GOAL OF THE EXERCISE: Identify and pull out each line of the entries in which "will" occurs.

Dataset items
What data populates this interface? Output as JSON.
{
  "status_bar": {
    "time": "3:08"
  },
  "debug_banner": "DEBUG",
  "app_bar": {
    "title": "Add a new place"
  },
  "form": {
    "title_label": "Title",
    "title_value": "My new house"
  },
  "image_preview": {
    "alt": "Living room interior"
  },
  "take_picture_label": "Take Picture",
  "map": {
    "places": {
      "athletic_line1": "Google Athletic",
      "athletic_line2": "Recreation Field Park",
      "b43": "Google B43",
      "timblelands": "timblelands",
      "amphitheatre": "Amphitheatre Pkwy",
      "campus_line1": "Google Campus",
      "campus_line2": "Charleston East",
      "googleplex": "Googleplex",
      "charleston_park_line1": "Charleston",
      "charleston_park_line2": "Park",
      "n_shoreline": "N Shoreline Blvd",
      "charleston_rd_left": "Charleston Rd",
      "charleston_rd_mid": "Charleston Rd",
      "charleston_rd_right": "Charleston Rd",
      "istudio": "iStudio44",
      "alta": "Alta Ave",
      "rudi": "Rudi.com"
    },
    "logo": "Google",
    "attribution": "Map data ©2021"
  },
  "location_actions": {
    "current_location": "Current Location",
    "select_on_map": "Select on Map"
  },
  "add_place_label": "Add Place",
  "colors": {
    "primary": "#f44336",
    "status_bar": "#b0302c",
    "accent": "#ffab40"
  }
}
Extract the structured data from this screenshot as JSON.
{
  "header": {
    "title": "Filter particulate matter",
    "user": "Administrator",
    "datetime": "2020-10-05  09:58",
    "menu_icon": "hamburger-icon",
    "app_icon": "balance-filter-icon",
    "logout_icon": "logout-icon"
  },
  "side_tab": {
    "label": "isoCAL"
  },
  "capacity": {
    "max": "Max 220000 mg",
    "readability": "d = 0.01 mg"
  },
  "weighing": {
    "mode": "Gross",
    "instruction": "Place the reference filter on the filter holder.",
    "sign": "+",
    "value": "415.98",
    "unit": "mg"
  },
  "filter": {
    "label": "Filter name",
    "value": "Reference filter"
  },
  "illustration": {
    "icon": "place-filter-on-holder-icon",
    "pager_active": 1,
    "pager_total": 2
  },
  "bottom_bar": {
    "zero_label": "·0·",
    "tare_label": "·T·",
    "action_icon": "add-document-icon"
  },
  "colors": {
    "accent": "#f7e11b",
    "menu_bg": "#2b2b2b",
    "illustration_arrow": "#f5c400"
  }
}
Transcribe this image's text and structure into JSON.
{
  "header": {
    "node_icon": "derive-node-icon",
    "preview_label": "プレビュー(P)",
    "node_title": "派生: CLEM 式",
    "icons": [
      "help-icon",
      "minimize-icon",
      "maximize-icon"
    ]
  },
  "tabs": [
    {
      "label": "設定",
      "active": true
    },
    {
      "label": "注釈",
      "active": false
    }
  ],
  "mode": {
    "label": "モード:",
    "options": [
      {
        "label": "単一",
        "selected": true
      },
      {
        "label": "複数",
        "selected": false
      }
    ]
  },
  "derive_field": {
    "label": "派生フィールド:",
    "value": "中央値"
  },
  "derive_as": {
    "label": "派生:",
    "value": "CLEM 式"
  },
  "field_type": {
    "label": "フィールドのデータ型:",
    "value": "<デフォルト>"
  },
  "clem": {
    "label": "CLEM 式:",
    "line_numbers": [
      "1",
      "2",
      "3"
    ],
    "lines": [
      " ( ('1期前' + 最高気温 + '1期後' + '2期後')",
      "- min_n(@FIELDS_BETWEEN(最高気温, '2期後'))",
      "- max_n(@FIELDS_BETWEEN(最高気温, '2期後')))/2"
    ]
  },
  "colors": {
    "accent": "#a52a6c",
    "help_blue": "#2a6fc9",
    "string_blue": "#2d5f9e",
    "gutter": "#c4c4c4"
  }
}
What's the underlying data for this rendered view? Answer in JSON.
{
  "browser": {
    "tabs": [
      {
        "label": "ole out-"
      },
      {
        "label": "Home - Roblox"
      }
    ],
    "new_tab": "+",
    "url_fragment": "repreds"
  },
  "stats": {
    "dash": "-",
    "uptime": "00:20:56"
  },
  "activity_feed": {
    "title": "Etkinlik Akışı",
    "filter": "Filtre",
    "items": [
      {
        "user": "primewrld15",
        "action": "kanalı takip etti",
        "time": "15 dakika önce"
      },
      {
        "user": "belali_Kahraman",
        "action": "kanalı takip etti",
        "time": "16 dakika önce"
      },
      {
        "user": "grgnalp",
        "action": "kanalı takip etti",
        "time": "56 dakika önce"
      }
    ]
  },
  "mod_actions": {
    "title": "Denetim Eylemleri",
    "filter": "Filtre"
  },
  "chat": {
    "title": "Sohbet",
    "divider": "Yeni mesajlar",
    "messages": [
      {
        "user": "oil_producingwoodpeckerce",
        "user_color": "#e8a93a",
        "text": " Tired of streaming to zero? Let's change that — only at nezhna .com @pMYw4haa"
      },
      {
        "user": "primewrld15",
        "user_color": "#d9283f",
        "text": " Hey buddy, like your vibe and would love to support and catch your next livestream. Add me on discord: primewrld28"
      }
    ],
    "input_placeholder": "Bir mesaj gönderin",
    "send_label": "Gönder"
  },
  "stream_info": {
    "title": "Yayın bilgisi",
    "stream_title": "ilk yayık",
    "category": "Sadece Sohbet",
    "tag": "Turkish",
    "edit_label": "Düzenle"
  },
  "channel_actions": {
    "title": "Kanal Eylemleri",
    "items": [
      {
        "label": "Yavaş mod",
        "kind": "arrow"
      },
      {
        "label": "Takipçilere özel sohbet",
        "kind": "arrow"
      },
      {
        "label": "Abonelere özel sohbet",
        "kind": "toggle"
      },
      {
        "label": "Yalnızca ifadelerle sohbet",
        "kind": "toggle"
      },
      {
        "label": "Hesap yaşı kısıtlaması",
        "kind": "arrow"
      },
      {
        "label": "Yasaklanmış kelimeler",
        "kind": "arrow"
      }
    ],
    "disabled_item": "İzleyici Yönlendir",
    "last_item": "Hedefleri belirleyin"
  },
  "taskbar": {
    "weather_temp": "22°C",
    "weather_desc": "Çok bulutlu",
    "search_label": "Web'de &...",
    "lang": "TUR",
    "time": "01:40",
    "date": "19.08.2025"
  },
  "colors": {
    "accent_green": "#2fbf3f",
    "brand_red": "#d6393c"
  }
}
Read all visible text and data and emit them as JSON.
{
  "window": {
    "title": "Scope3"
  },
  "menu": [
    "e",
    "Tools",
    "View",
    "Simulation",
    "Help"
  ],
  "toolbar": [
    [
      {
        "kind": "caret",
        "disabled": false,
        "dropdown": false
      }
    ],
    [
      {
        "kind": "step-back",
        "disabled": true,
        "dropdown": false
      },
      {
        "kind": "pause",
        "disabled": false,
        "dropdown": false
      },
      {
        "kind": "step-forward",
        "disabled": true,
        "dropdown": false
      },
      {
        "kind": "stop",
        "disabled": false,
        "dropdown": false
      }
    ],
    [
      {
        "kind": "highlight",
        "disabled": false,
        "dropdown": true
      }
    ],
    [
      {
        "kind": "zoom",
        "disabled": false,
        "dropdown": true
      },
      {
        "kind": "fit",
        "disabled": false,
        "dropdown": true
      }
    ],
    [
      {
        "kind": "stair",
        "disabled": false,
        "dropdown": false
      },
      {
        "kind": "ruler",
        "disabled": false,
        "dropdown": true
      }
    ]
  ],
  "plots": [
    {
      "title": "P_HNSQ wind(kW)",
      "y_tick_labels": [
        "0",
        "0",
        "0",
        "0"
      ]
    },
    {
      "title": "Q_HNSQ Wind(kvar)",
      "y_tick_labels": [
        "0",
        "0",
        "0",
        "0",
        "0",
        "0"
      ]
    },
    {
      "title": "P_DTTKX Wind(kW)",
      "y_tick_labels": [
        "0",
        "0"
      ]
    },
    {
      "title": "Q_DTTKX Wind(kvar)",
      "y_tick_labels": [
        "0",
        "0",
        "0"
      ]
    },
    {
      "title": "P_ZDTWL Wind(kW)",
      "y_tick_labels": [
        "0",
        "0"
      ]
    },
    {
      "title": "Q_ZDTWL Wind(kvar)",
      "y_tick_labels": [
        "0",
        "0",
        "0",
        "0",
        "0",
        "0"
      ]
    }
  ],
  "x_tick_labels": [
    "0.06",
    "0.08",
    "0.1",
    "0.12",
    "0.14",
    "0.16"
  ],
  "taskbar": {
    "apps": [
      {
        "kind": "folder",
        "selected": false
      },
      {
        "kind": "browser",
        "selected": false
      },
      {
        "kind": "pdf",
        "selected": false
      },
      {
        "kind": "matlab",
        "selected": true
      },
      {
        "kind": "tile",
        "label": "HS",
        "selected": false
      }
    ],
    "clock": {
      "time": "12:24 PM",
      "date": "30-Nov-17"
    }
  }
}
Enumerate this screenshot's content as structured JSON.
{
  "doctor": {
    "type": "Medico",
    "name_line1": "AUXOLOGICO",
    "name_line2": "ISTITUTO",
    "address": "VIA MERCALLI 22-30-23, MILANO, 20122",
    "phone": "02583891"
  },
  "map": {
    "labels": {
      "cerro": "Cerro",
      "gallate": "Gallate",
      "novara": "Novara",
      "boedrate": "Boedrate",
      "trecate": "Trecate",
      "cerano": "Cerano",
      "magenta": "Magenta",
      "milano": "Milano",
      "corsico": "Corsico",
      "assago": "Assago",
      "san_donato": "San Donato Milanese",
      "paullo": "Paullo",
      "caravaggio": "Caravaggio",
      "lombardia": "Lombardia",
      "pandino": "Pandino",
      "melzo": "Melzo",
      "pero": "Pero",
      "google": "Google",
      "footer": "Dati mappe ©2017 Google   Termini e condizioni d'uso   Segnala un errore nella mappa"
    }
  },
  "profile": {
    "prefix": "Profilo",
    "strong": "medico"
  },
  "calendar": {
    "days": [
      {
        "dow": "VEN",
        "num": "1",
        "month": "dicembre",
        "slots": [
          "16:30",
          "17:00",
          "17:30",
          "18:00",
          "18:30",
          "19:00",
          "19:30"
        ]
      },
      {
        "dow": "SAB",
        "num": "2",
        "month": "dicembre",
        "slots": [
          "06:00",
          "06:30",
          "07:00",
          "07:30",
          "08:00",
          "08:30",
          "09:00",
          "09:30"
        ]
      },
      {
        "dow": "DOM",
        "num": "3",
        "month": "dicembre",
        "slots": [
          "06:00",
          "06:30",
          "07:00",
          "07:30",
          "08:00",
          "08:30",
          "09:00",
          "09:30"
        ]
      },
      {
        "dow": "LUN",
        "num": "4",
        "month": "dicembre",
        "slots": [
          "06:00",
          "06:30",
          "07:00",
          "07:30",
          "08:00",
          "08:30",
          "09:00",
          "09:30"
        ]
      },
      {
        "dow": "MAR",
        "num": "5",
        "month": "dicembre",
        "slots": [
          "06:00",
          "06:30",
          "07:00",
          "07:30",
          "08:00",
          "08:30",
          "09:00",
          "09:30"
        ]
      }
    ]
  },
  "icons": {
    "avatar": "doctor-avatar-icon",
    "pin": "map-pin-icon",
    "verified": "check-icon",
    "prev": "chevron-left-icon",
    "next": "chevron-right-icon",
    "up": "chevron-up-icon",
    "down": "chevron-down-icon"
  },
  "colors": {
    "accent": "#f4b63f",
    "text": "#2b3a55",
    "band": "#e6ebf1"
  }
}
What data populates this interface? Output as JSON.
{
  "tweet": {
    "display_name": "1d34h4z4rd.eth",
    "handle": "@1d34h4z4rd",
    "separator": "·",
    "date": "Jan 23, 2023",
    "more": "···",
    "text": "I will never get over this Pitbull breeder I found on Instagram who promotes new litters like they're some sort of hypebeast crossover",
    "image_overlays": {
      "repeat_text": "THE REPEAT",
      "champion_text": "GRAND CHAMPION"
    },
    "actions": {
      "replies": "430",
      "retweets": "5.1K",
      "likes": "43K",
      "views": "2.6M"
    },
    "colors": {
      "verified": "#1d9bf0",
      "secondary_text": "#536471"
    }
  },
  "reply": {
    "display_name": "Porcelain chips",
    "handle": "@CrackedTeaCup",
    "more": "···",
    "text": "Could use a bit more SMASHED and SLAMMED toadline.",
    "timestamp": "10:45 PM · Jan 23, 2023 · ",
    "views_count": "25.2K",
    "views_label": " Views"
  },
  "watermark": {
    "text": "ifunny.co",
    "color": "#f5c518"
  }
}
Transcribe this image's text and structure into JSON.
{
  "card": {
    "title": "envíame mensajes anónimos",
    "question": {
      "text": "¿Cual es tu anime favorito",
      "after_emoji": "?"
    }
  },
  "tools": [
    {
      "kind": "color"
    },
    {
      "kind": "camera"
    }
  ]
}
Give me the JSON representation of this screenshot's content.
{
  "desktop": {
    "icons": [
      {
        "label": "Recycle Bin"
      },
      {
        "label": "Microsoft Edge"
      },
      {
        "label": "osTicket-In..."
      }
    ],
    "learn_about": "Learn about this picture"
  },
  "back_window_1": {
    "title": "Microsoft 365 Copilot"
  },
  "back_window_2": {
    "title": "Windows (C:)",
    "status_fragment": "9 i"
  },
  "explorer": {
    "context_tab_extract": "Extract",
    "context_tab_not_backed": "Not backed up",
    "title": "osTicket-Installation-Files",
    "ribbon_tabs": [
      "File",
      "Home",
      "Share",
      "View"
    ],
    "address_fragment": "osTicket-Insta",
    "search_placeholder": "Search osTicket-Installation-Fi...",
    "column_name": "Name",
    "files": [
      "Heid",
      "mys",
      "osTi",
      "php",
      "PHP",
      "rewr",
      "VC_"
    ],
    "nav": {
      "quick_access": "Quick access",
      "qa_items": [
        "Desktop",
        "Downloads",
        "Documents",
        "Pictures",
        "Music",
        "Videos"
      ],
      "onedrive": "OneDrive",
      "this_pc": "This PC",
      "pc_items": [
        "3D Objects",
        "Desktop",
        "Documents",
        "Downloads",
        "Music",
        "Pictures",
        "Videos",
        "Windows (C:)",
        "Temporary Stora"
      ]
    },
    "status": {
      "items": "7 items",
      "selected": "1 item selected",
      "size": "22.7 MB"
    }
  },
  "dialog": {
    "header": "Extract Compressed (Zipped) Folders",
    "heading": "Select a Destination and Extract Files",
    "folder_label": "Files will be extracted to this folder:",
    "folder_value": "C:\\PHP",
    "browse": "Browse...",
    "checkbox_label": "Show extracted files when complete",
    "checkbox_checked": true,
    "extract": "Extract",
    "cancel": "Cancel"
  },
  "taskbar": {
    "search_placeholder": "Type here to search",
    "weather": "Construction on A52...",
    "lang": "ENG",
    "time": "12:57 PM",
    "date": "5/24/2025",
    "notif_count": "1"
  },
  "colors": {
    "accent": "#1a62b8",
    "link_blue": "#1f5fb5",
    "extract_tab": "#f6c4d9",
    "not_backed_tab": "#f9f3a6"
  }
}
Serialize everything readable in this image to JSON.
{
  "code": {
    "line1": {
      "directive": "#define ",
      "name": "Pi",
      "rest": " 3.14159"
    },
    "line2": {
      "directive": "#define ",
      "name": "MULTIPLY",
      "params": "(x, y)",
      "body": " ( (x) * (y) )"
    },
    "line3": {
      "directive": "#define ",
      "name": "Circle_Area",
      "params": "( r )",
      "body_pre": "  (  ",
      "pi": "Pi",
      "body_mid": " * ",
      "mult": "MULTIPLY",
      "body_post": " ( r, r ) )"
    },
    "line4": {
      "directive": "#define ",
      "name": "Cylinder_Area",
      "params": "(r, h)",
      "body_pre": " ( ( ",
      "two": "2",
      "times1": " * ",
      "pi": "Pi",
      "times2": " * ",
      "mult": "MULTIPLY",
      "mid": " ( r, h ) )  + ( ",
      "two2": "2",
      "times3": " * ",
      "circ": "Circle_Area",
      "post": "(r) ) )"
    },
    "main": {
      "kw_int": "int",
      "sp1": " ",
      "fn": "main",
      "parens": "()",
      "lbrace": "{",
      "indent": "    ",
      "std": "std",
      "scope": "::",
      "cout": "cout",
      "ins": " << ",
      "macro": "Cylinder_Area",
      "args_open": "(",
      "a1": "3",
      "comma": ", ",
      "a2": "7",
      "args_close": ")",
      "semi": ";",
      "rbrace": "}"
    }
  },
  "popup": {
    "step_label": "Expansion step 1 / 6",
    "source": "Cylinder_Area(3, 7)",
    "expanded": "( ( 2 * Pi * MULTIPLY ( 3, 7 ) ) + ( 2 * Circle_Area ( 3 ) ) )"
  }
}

TASK SOLUTION:
    "text": "I will never get over this Pitbull breeder I found on Instagram who promotes new litters like they're some sort of hypebeast crossover",
    "folder_label": "Files will be extracted to this folder:",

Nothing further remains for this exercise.